[Dataset records on visual material]
________________________

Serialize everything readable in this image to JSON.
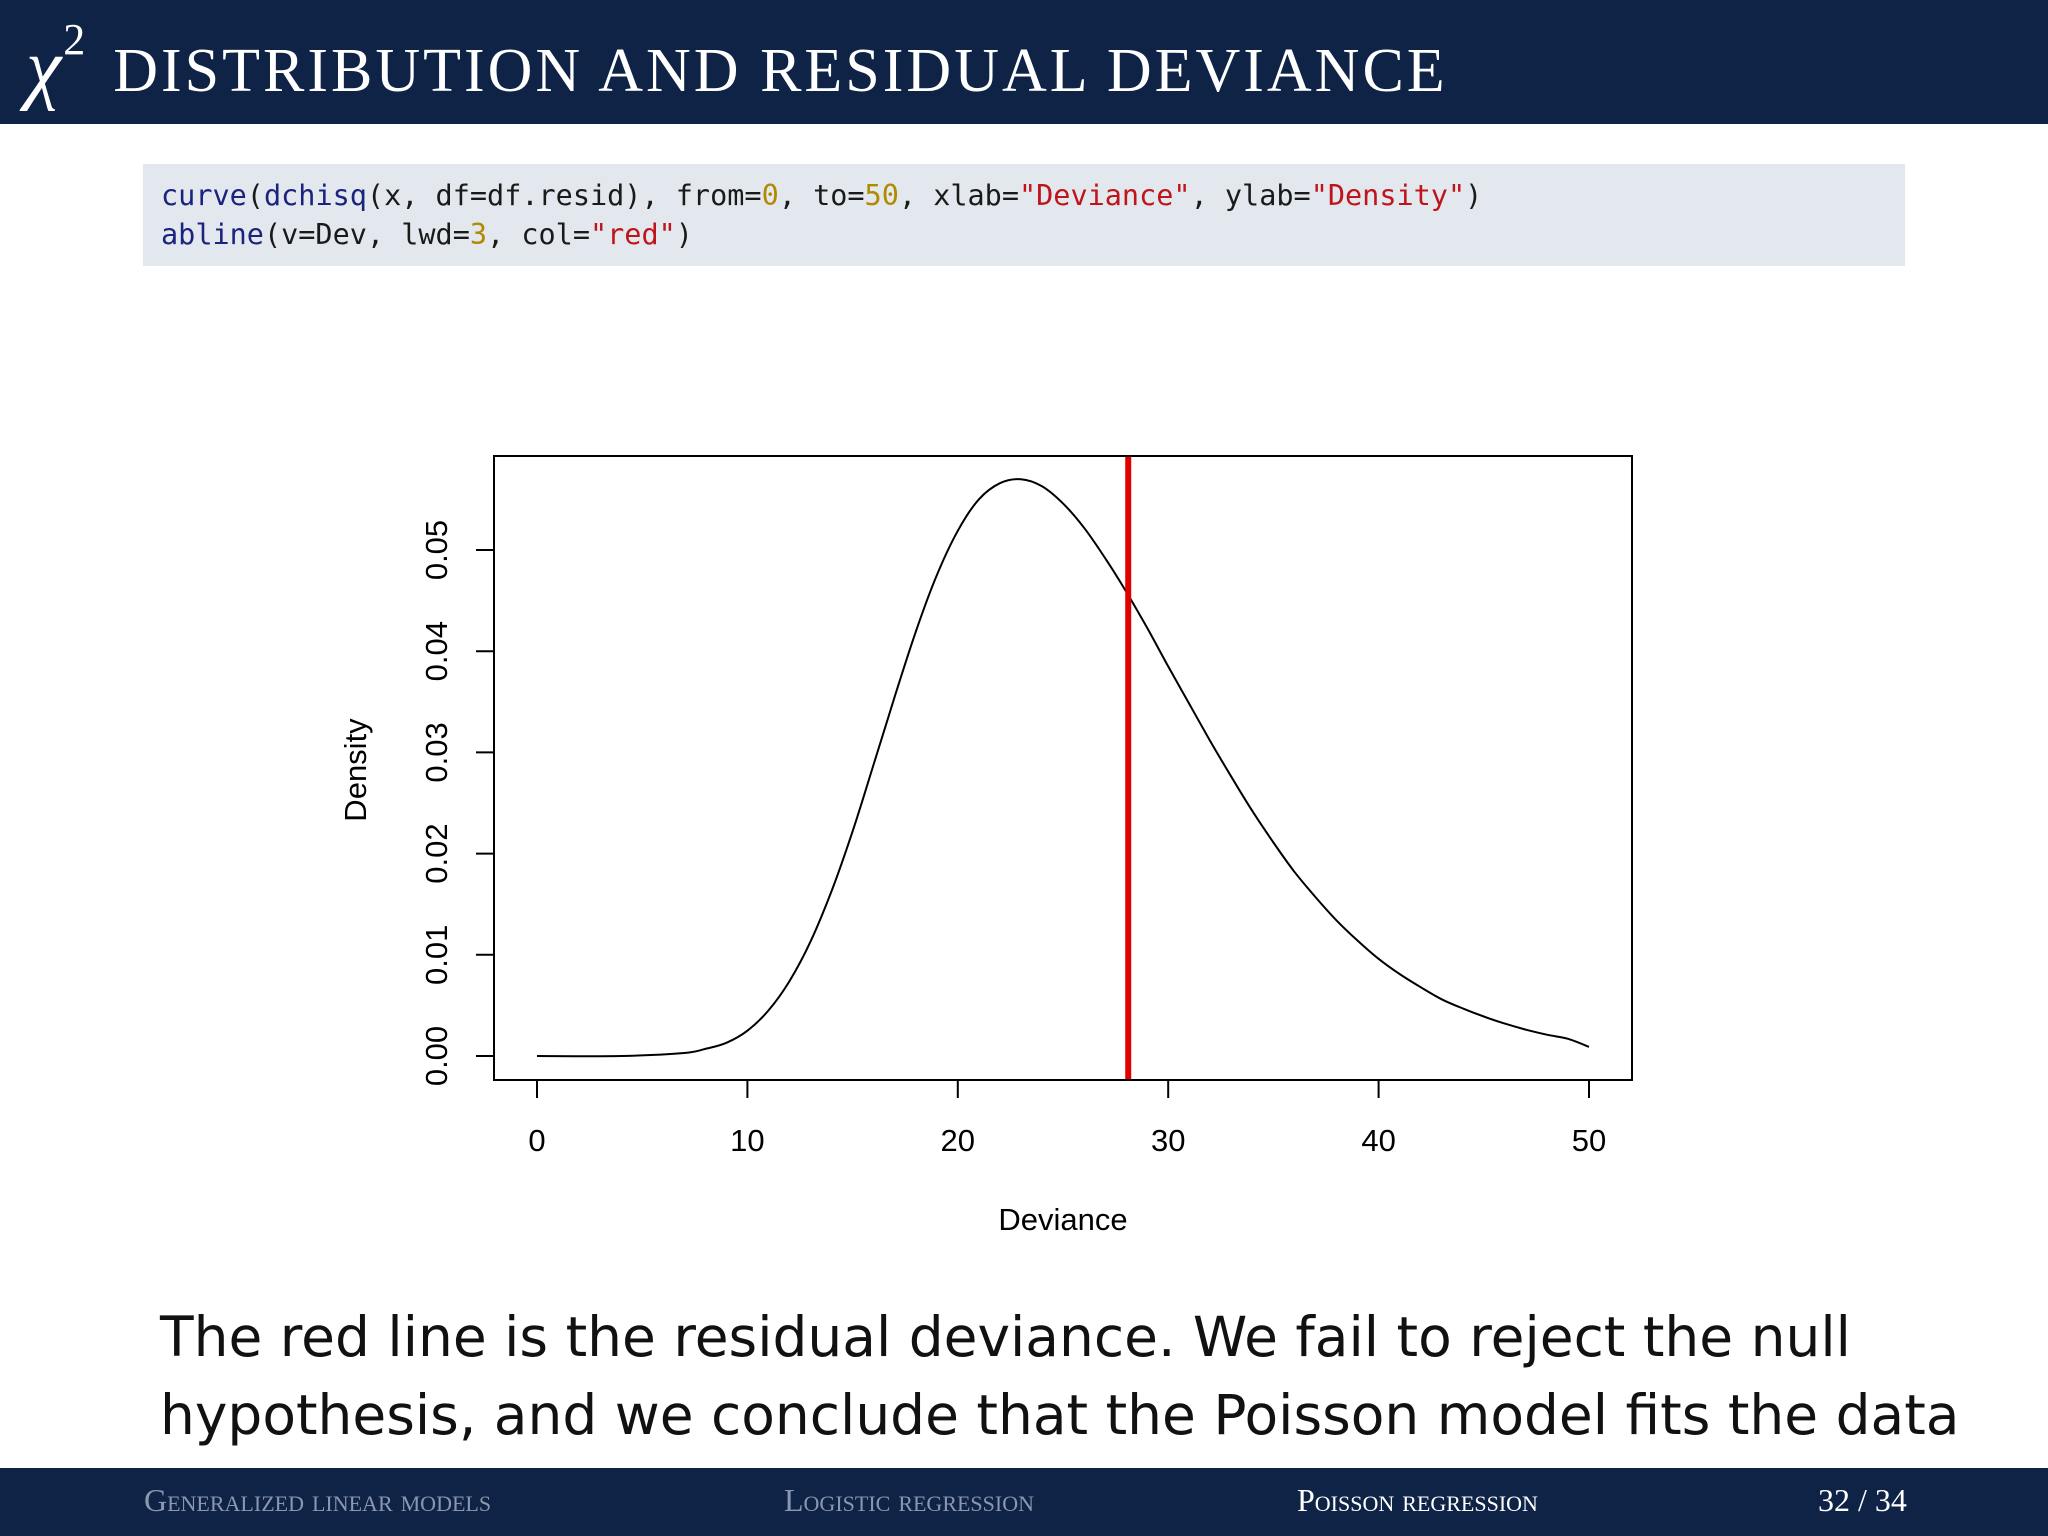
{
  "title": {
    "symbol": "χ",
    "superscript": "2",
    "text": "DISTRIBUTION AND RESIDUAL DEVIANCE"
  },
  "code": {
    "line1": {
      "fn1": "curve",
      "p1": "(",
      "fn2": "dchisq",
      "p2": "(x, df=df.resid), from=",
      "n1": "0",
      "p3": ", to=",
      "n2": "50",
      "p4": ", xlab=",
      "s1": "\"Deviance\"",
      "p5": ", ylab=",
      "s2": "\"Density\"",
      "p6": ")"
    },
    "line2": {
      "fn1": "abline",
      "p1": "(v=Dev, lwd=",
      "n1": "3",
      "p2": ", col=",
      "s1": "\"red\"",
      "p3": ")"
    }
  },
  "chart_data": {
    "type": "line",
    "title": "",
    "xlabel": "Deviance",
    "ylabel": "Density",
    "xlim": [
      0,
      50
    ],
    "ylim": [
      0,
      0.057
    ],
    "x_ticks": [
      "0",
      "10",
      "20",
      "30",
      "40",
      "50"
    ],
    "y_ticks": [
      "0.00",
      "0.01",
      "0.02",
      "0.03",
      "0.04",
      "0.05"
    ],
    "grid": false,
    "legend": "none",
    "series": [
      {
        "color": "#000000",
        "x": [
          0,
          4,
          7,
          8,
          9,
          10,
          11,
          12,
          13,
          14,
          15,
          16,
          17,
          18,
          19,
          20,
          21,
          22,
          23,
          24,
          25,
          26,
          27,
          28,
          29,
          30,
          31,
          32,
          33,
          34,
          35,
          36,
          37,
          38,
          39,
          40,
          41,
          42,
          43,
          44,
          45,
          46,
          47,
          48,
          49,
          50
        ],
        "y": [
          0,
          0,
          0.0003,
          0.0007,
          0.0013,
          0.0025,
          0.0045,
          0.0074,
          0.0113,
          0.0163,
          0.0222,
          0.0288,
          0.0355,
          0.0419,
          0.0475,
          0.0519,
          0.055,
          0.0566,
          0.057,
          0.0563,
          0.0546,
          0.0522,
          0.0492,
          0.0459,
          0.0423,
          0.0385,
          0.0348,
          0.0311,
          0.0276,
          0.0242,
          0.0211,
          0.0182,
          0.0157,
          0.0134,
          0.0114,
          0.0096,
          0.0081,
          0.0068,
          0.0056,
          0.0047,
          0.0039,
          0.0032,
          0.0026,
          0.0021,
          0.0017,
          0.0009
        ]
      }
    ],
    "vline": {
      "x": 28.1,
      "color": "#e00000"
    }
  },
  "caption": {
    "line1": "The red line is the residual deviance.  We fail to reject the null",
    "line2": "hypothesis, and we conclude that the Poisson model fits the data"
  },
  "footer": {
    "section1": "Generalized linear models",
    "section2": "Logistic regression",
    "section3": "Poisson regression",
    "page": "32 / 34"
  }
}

________________________

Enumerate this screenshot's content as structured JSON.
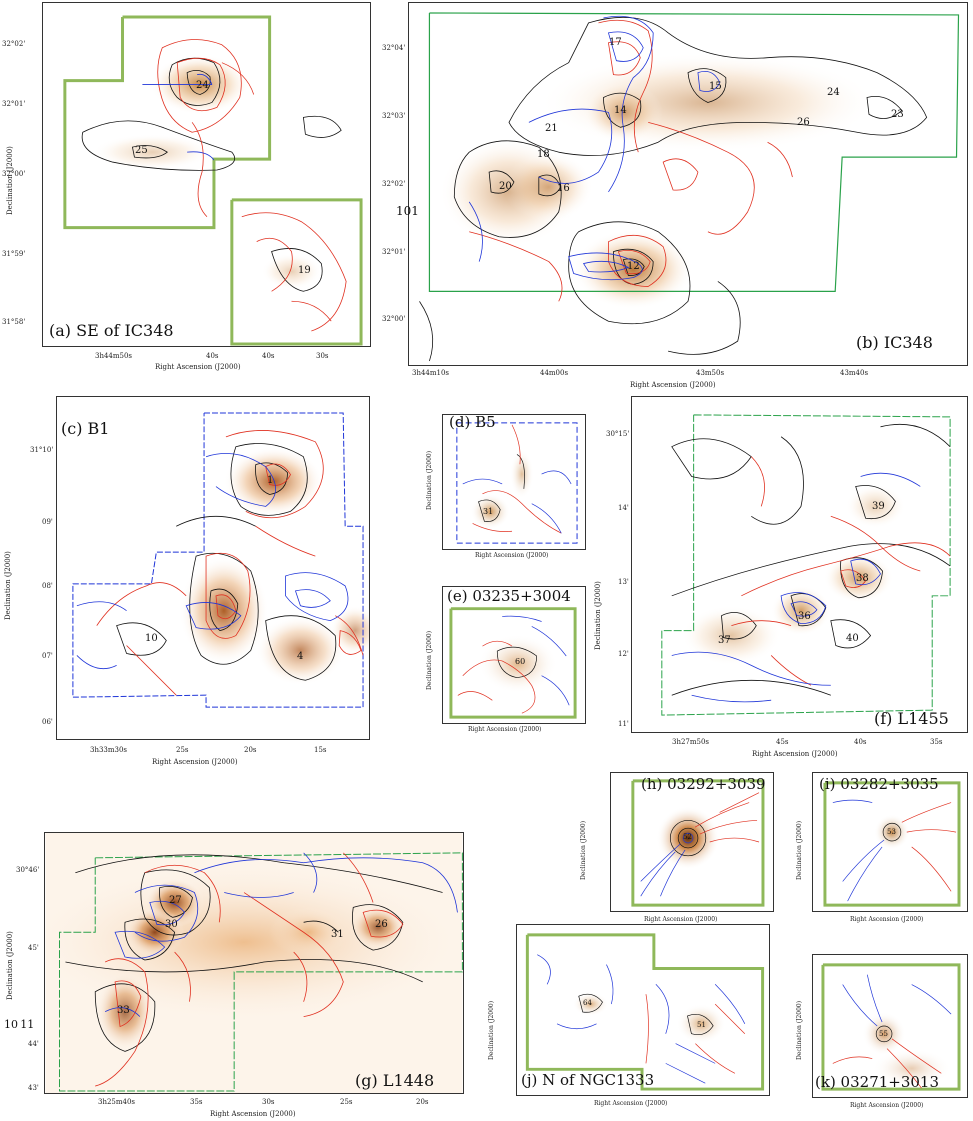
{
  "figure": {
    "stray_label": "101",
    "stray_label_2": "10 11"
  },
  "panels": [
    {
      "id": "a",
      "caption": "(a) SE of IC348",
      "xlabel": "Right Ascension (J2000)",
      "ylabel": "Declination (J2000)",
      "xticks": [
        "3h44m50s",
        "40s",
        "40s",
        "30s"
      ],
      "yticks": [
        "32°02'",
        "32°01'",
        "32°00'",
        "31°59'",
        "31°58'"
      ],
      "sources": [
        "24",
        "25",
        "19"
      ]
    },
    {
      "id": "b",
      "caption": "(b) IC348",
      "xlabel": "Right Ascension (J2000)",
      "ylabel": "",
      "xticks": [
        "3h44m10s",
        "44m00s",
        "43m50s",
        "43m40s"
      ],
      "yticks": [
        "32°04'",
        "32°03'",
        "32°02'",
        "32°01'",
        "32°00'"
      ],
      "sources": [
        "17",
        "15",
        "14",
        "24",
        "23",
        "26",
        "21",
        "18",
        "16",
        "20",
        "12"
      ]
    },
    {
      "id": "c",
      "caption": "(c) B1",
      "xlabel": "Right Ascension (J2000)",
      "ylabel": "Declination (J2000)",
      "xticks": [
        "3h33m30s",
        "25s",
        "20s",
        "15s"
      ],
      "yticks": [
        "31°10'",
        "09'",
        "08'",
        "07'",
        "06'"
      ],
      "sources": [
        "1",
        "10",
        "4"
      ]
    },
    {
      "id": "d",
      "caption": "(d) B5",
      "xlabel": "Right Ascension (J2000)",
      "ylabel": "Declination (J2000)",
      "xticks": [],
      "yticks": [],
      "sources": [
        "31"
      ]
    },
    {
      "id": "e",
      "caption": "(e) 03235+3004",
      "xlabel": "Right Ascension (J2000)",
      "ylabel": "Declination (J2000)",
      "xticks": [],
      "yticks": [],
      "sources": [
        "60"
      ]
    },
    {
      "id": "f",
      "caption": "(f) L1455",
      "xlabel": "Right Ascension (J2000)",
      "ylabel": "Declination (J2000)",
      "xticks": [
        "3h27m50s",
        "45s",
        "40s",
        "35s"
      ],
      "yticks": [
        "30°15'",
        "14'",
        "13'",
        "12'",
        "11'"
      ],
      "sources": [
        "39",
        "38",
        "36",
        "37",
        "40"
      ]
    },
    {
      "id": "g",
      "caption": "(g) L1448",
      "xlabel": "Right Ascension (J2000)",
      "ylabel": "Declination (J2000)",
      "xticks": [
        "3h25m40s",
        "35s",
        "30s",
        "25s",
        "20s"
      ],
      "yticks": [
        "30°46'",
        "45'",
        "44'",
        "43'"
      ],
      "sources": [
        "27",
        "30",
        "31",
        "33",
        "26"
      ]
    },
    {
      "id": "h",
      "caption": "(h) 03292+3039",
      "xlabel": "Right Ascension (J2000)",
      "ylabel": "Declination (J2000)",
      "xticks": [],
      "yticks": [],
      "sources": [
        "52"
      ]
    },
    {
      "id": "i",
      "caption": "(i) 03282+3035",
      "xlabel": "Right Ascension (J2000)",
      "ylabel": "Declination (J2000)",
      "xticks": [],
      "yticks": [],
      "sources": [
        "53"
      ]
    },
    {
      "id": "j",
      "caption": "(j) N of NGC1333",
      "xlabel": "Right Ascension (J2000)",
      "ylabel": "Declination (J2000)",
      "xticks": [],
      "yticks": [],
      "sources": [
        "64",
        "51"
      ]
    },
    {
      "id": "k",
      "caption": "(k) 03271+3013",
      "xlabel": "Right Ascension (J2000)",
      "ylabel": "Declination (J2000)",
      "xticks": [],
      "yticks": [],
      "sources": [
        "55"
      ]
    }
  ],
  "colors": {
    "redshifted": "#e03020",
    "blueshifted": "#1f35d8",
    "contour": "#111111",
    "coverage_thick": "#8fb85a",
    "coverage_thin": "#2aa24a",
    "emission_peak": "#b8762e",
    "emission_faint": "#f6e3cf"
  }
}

________________________

[STATED TASK]:
Pull every line containing "regression" from the material above.

[OUTPUT]:
    "section2": "Logistic regression",
    "section3": "Poisson regression",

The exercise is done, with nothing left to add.